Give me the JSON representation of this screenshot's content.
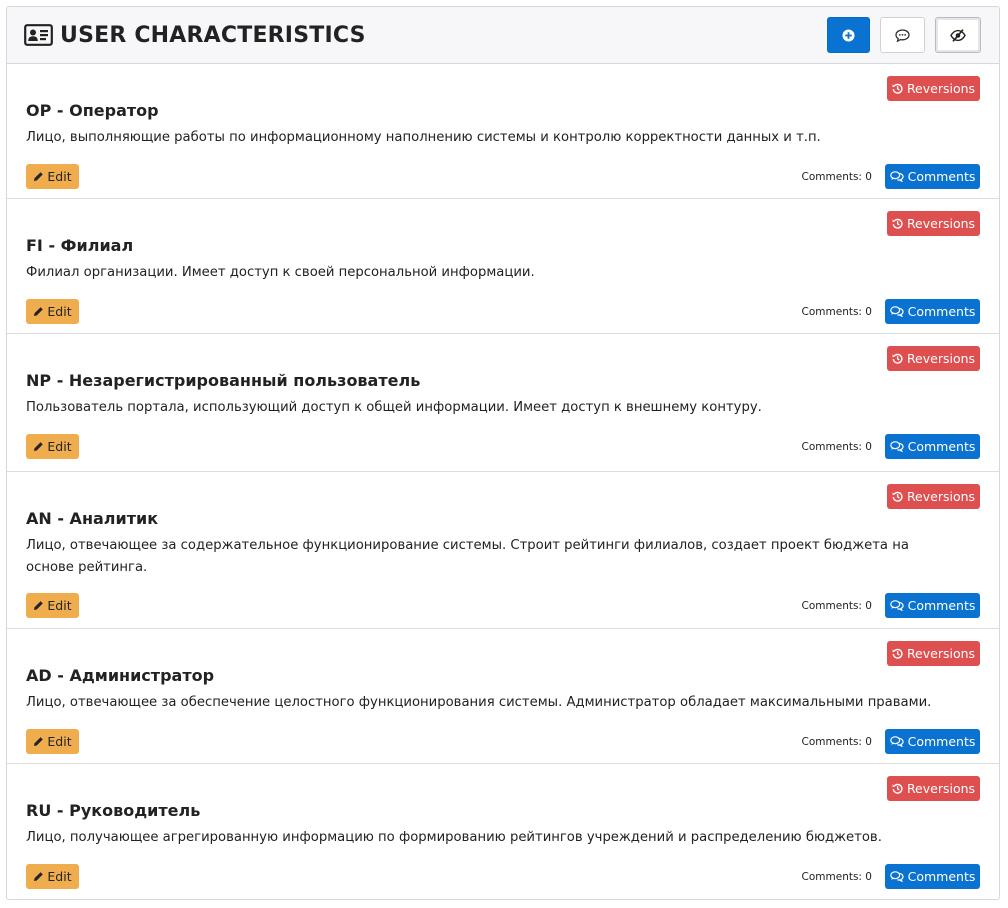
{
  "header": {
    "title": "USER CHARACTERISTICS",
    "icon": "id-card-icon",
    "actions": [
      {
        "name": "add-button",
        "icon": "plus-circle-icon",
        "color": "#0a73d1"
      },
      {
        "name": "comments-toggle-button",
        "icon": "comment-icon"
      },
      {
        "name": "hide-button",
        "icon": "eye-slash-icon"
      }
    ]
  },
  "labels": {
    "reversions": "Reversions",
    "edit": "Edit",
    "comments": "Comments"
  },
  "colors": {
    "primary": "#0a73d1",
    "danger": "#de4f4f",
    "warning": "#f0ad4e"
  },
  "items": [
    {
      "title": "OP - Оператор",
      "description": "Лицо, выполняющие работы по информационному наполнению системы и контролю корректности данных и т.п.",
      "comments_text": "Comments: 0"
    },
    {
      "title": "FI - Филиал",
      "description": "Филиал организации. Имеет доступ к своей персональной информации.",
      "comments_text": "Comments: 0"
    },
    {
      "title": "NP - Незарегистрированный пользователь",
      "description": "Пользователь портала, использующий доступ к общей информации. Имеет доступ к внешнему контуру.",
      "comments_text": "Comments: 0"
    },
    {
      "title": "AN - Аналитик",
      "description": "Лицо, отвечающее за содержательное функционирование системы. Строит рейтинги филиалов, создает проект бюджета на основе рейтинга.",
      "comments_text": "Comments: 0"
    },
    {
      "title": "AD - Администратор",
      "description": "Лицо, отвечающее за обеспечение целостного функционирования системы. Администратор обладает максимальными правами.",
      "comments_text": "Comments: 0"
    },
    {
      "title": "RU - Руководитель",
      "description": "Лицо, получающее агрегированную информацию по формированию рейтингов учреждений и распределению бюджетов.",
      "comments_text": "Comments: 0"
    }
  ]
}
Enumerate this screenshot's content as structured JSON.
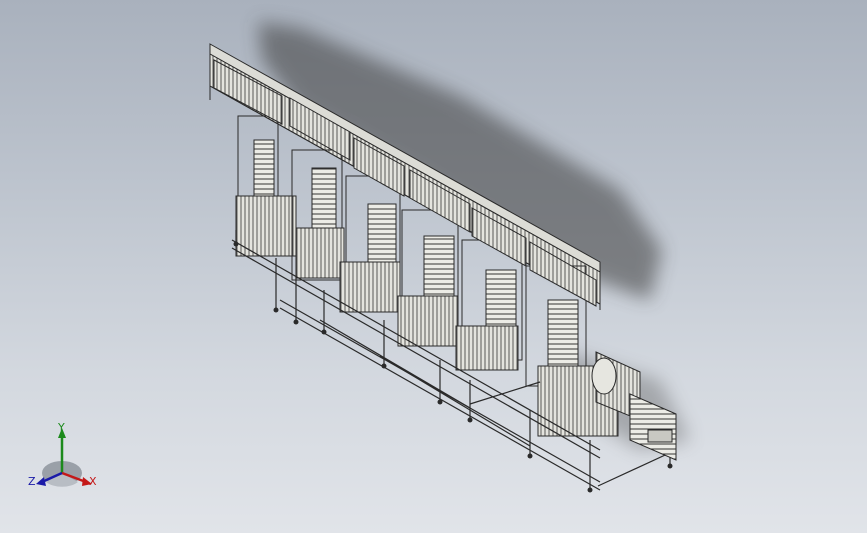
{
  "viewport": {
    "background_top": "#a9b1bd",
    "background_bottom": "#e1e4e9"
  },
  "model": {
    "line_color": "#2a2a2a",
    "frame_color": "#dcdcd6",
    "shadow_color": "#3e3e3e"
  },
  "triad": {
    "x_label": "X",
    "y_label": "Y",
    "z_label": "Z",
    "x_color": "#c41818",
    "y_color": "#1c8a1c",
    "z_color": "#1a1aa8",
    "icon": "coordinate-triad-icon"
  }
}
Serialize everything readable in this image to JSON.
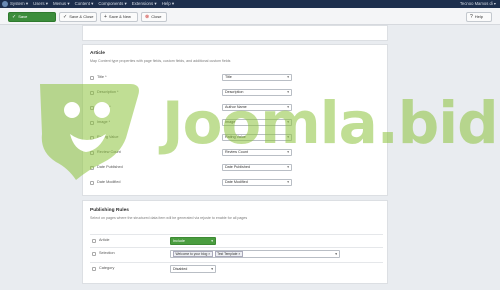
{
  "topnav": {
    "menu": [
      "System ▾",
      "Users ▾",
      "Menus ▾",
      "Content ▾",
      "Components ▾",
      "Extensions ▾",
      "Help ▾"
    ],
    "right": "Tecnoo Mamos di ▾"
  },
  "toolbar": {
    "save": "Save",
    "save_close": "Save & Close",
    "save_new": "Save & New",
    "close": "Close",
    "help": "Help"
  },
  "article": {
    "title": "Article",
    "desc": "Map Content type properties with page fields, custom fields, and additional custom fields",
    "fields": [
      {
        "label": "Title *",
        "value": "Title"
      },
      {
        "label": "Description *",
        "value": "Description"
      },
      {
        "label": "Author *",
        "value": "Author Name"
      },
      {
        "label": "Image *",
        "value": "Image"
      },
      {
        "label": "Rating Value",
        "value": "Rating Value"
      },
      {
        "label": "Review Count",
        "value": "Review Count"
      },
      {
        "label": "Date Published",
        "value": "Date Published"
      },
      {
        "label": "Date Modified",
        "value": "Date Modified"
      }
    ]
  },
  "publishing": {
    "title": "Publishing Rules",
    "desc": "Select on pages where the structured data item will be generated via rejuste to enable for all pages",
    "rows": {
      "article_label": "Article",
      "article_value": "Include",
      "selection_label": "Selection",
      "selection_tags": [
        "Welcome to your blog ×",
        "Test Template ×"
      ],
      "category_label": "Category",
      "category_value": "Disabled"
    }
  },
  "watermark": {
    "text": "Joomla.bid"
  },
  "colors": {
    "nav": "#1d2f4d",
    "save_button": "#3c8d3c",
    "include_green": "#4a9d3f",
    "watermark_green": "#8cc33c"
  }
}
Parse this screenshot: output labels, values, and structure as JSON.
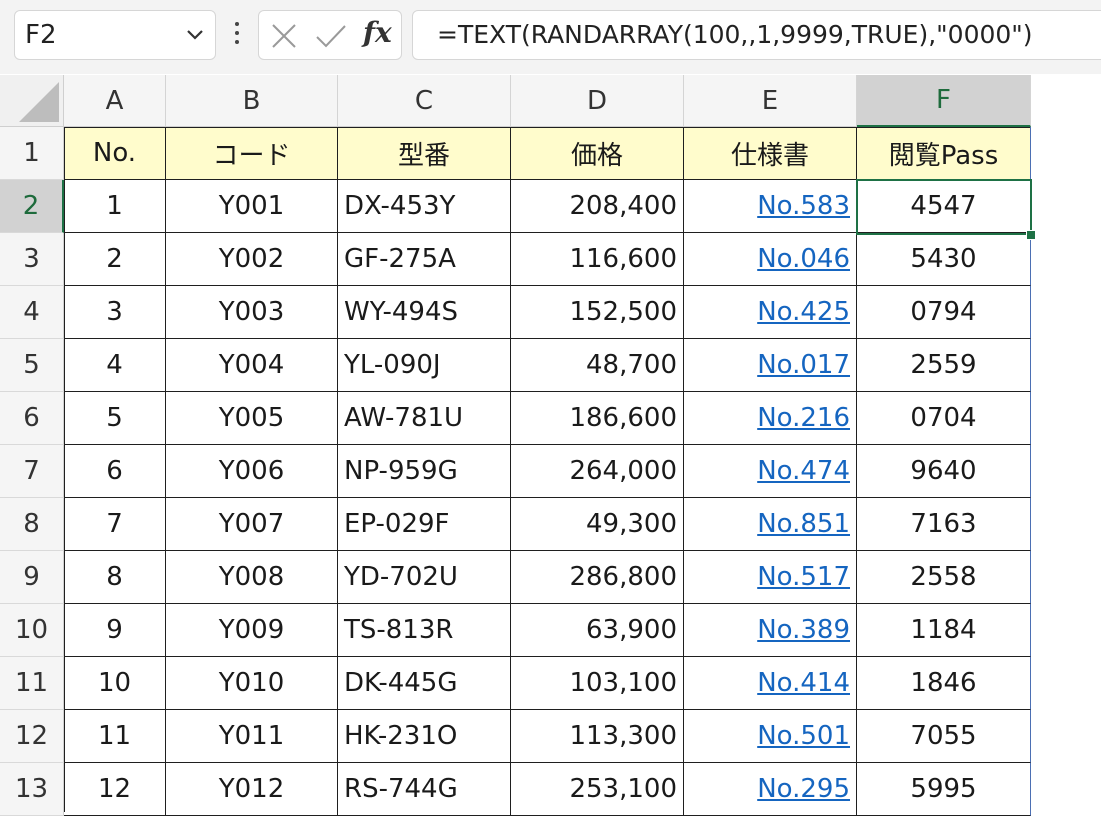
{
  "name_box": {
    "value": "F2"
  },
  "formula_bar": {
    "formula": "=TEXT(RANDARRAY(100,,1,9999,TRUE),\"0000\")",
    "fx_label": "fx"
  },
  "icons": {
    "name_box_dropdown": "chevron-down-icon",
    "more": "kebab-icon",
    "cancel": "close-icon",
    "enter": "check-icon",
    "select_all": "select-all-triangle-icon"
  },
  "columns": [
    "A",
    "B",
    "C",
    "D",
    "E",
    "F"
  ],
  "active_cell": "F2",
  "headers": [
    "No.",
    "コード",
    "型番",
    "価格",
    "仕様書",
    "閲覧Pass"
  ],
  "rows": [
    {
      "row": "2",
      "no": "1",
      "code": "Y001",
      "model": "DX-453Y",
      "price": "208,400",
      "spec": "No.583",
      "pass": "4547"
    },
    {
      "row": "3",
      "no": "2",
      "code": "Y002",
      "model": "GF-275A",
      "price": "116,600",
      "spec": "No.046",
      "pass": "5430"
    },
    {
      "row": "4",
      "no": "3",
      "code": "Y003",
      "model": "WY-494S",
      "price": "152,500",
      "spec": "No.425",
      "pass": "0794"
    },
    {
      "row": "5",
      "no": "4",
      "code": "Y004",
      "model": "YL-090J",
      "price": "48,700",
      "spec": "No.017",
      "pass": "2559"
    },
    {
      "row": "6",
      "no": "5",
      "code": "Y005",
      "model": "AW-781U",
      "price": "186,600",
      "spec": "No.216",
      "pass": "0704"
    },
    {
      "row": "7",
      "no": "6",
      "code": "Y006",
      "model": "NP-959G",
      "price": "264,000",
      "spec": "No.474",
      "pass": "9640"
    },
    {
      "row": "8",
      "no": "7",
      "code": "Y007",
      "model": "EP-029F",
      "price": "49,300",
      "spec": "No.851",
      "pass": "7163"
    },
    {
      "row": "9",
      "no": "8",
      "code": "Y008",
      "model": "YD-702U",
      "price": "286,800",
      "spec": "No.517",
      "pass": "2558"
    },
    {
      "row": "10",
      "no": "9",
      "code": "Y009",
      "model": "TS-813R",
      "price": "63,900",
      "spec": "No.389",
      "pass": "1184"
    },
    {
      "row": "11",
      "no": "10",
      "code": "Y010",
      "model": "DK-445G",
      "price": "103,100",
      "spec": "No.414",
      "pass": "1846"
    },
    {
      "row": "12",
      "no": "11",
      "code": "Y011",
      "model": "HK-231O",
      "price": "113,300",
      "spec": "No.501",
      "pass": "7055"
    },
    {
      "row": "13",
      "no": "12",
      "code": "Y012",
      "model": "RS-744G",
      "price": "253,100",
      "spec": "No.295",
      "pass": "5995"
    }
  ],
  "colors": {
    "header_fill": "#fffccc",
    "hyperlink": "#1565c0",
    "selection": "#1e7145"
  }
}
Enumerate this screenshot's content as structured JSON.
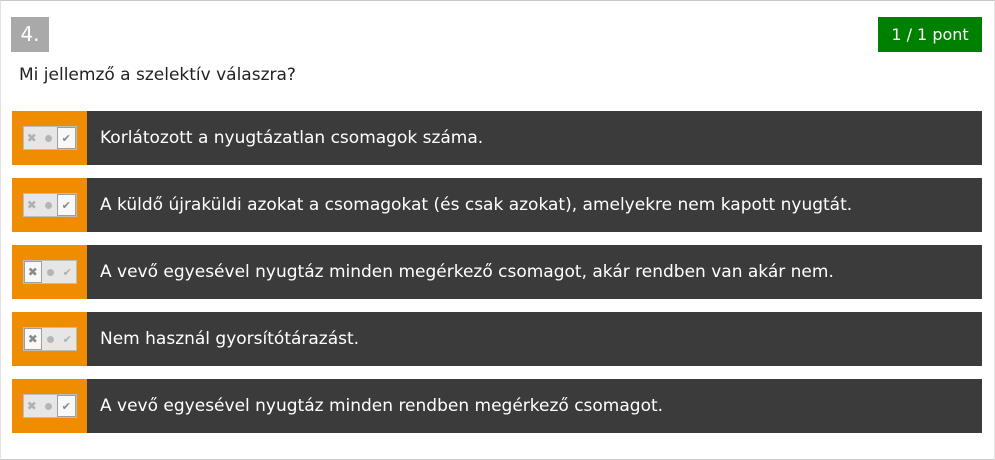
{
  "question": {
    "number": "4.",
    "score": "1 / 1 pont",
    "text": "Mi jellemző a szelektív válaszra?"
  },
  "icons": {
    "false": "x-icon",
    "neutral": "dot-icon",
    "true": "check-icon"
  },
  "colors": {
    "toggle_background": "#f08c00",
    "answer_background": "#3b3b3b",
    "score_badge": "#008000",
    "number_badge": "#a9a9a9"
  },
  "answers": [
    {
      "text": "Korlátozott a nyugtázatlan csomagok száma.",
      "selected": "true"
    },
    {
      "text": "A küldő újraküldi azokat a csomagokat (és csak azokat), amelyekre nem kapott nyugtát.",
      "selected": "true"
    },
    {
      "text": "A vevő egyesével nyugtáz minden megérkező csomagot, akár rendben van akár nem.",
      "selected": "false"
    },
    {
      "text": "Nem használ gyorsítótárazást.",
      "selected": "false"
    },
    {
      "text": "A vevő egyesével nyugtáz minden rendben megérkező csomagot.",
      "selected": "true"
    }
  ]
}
· · ·
What the exercise asks » Go through the records above and copy every line with the word "JSON".

The result »
Give me the JSON representation of this screenshot's content.
Enumerate this screenshot's content as structured JSON.
Serialize everything readable in this image to JSON.
Parse this screenshot: output labels, values, and structure as JSON.
Enumerate this screenshot's content as structured JSON.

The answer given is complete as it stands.